» Document
To me, the worst part about that lack of consequences from Deathfire comes in the form of its sequels: Sons of the Forge and Old Earth.

 

In Sons of the Forge, we see T'kell, who had been set up rather nicely in Artefacts, basically delaying his freakin' journey to hide the artefacts until after Vulkan's body is back on Nocturne, leaving just before Vulkan wakes from the dead. He literally leaves with the remaining, super-powerful weapons and ship, right before his dad got back into the action, but waited literally years before receiving the command pre-Isstvan V and this midway point through Imperium Secundus. He slept on his ONE duty as first Forgefather for years, and then conveniently is absent by the time Vulkan actually might be able to tell him off for it.

» Raw data

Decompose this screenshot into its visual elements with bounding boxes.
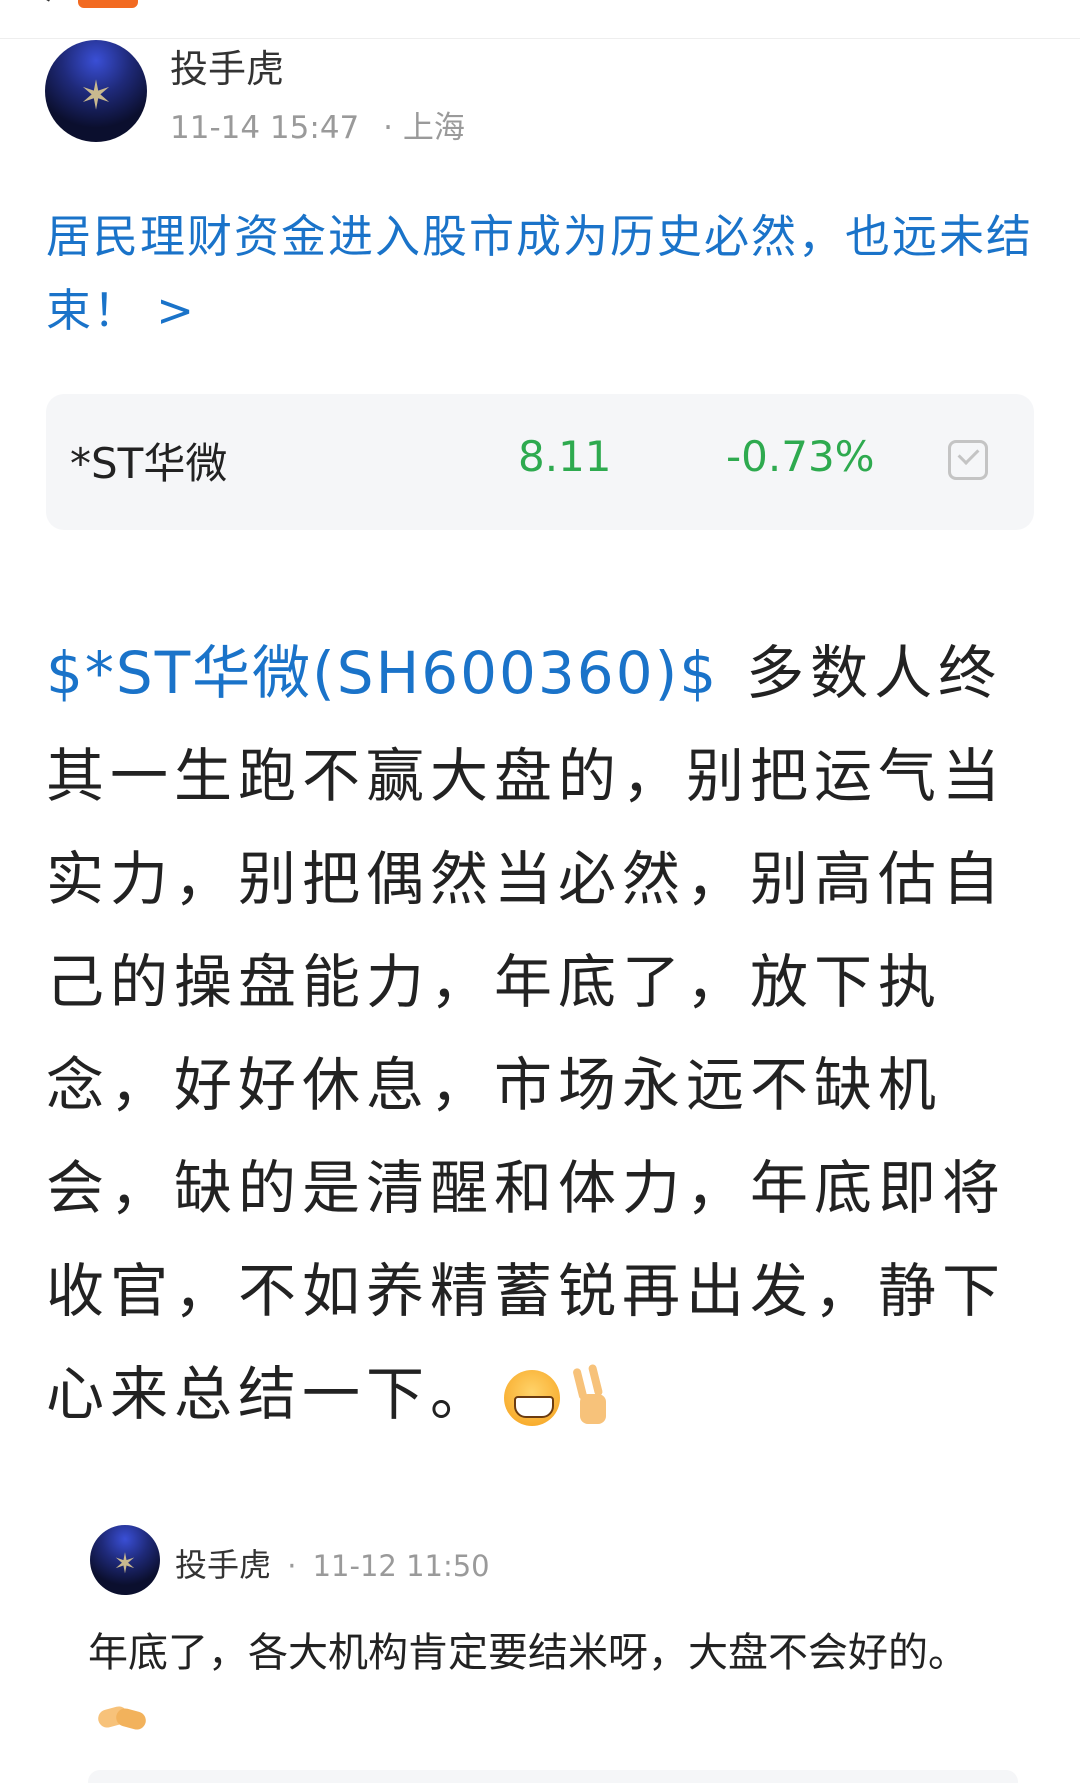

» Exercise requirements
In the text, rewrite the portion between "In Sons of the" and "off for it.", inclusive, renaming "T'kell" as "Artellus". The lines have no connection to the text.

» Solution for this exercise
In Sons of the Forge, we see Artellus, who had been set up rather nicely in Artefacts, basically delaying his freakin' journey to hide the artefacts until after Vulkan's body is back on Nocturne, leaving just before Vulkan wakes from the dead. He literally leaves with the remaining, super-powerful weapons and ship, right before his dad got back into the action, but waited literally years before receiving the command pre-Isstvan V and this midway point through Imperium Secundus. He slept on his ONE duty as first Forgefather for years, and then conveniently is absent by the time Vulkan actually might be able to tell him off for it.